**Given exercise**
Count the lines below that contain the word "КАПТОПРЕС", and give only that number.

**Listed records**
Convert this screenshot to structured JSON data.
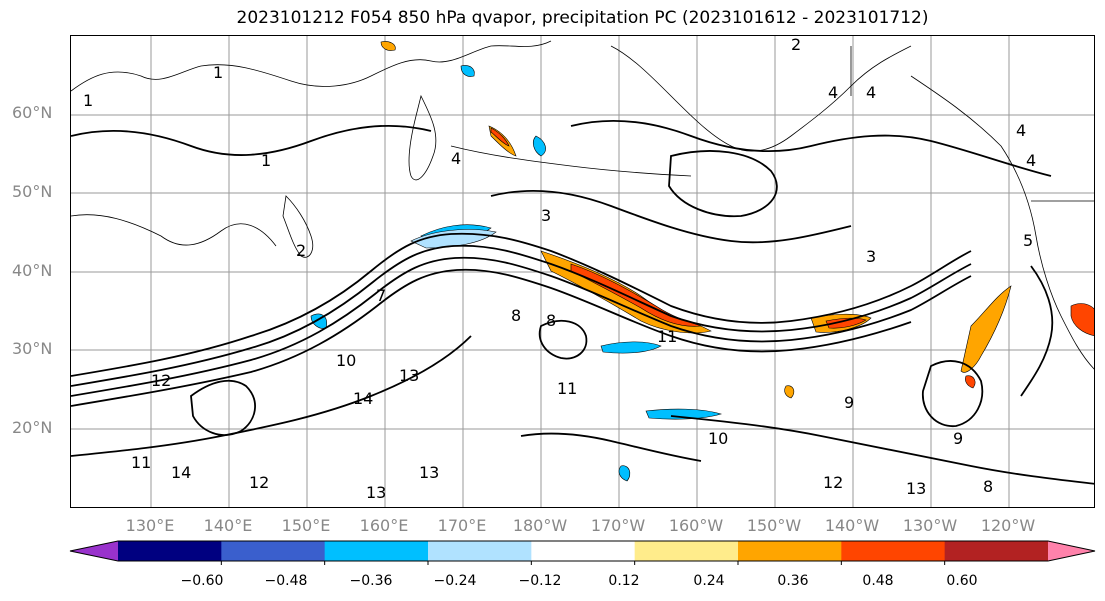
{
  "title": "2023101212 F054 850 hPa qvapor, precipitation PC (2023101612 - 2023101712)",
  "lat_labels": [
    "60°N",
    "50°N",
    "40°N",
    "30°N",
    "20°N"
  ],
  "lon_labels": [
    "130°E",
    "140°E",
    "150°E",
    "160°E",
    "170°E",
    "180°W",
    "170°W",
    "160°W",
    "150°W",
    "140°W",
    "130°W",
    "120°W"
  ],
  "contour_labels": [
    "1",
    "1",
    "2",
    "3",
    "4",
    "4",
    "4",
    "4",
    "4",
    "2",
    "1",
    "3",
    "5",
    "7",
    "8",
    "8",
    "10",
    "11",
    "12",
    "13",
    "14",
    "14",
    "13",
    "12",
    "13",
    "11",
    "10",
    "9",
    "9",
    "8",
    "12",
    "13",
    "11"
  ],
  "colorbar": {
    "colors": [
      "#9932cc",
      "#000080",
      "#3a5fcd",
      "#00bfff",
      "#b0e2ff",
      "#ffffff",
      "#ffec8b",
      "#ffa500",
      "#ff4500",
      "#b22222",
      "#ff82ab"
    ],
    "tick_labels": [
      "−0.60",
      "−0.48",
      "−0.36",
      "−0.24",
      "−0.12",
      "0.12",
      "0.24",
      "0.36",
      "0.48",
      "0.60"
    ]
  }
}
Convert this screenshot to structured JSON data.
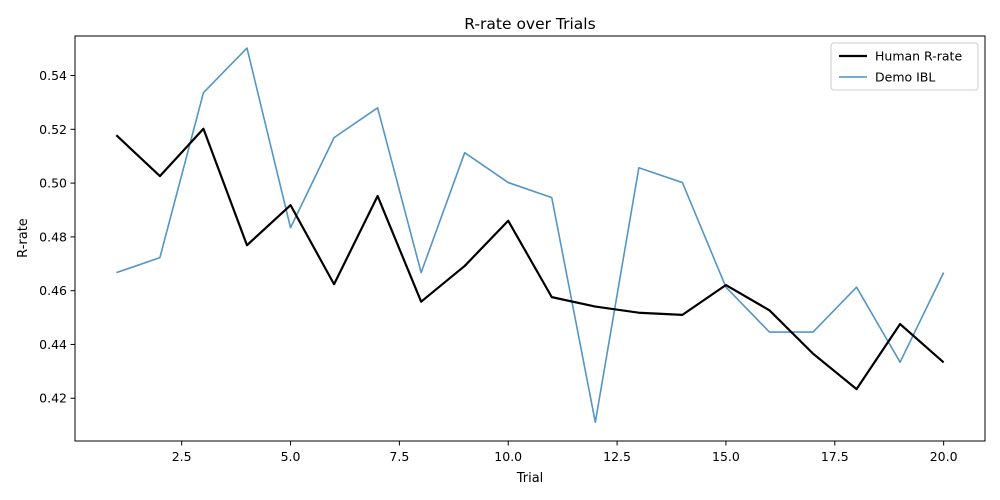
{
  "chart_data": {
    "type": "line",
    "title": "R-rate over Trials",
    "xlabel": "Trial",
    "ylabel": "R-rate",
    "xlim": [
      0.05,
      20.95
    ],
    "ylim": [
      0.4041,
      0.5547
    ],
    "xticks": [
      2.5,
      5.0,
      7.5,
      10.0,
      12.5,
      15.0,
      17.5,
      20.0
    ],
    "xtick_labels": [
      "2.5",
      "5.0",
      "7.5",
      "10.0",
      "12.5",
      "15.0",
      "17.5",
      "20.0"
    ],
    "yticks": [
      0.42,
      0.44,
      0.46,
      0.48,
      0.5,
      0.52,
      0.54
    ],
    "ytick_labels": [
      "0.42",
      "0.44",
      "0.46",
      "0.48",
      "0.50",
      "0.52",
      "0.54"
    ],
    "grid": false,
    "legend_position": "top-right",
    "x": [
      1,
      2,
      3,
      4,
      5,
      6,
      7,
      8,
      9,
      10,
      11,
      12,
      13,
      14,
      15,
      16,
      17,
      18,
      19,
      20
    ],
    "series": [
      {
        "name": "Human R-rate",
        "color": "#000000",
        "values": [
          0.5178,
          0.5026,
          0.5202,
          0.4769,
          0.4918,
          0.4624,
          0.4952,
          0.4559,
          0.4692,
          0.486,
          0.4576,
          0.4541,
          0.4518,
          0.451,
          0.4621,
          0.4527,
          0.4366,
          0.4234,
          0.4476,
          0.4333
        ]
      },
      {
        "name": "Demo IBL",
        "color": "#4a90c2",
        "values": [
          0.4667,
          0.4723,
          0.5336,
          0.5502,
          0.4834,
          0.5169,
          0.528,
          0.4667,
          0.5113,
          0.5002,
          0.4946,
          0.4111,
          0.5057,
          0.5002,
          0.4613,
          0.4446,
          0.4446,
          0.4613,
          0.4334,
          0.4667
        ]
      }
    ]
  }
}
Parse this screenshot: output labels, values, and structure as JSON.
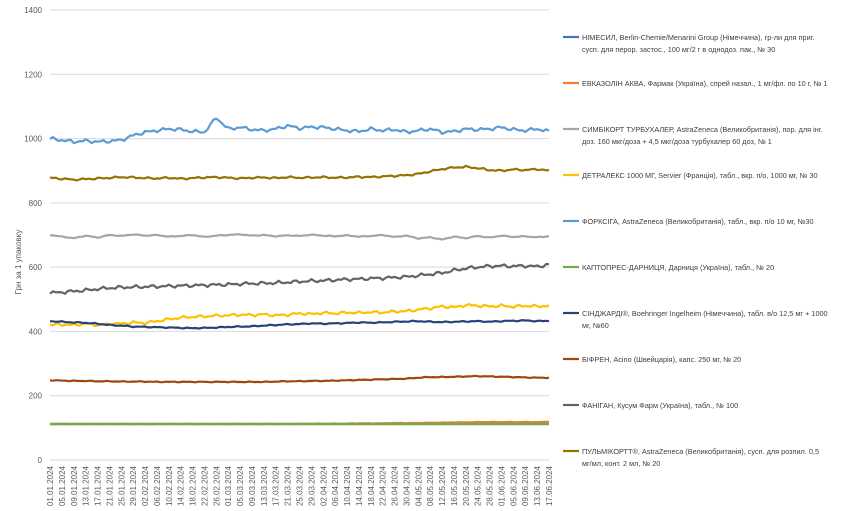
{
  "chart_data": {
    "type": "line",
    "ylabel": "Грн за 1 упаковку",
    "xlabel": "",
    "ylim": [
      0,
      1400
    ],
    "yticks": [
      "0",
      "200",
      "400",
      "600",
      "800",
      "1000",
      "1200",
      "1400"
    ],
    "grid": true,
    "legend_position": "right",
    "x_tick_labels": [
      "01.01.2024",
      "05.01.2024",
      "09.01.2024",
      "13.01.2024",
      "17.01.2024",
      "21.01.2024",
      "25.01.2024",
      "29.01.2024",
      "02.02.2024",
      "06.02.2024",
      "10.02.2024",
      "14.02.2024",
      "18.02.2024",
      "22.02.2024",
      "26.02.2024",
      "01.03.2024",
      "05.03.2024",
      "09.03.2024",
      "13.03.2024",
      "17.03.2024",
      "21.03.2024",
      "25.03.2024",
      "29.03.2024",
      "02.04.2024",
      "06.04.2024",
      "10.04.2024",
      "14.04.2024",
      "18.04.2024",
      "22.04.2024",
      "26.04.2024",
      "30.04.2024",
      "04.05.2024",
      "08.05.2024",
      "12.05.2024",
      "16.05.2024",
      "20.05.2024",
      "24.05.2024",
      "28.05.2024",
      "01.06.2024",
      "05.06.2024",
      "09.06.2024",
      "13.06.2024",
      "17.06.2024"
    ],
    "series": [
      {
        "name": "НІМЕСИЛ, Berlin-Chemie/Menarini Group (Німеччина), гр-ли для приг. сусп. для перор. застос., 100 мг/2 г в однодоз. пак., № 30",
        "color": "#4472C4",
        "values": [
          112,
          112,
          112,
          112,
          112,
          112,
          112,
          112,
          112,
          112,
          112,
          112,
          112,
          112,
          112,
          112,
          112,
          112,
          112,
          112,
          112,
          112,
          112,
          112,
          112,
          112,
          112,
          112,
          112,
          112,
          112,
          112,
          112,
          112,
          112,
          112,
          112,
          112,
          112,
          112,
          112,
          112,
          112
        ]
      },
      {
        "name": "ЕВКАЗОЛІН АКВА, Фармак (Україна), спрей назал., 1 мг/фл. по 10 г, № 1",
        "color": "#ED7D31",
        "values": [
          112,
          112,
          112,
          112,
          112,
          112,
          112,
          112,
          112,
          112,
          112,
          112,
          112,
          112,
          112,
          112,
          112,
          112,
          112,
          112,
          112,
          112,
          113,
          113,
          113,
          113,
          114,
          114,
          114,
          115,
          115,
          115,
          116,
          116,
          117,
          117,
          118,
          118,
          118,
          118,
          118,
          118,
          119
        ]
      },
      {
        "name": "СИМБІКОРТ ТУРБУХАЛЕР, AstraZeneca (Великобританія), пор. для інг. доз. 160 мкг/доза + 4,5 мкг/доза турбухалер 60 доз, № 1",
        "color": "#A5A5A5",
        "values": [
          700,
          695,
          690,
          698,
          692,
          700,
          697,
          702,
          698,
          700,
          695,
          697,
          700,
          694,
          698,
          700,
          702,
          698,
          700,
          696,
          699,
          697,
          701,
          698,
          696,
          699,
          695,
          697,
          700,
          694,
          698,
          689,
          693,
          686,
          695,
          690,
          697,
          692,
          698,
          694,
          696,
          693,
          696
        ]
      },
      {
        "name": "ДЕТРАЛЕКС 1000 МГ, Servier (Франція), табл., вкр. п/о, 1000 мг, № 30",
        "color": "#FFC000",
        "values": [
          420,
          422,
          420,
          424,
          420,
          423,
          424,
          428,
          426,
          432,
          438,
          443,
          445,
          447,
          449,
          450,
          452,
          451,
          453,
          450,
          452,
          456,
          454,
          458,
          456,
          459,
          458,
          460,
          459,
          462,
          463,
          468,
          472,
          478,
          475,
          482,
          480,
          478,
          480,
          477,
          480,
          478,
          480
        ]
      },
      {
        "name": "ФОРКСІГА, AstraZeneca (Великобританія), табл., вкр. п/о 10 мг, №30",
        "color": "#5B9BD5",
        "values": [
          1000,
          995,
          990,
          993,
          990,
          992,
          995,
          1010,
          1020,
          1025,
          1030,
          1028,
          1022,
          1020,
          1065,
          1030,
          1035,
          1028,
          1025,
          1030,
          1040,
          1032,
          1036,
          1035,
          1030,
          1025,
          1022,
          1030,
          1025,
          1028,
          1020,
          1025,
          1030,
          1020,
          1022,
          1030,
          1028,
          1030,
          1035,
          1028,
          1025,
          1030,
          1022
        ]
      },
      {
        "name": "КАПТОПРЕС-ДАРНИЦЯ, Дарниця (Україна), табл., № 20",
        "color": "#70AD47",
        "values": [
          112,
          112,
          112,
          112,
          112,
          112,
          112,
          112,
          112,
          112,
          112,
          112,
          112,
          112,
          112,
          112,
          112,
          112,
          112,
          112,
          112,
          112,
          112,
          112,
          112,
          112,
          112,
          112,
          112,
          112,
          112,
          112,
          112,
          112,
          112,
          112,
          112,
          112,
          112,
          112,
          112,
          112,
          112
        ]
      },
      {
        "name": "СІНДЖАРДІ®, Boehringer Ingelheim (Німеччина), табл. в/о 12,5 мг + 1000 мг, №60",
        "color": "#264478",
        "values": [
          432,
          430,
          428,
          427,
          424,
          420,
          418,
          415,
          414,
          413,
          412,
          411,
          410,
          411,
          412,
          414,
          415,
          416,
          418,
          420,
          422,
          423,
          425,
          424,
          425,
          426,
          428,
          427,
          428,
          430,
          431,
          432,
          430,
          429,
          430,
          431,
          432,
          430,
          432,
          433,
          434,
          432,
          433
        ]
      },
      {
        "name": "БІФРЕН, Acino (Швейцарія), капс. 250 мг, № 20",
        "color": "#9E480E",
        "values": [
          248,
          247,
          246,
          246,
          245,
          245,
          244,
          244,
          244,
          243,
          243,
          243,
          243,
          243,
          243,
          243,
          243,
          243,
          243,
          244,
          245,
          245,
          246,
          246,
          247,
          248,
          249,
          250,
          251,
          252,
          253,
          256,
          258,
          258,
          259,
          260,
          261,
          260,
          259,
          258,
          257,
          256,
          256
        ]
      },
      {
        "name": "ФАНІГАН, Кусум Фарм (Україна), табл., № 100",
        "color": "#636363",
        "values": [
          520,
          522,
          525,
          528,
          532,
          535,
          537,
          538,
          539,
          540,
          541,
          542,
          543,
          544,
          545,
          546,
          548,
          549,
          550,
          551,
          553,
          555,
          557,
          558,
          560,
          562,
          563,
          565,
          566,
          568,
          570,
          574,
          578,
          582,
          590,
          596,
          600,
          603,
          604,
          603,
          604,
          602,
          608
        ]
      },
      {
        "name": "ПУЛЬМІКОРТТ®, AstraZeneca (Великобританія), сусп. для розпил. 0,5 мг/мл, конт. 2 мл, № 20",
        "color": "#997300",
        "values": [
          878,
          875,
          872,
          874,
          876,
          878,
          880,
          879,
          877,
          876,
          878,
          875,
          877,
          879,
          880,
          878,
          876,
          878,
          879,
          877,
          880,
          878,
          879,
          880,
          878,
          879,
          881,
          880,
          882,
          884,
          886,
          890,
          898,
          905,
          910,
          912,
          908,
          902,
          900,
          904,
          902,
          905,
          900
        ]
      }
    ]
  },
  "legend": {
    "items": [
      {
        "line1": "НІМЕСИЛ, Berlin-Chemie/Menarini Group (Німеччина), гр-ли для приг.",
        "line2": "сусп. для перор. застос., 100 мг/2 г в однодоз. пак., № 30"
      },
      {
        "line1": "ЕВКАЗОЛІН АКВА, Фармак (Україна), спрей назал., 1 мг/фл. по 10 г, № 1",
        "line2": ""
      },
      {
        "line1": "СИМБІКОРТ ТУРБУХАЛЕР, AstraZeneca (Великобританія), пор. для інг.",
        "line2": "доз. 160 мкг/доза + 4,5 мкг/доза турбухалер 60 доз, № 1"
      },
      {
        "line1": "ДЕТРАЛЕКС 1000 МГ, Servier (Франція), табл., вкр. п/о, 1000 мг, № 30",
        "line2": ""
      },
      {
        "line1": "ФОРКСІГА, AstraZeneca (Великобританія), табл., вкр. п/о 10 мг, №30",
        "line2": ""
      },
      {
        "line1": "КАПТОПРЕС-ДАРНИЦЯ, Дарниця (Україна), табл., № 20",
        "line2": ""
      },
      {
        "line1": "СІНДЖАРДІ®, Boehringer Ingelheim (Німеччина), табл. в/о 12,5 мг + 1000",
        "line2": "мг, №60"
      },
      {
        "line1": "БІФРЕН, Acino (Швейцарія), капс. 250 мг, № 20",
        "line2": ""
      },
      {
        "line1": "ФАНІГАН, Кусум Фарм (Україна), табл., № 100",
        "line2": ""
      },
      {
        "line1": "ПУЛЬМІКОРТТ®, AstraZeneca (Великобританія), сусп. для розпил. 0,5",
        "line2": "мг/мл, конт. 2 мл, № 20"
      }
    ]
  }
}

**Solution to the problem**
2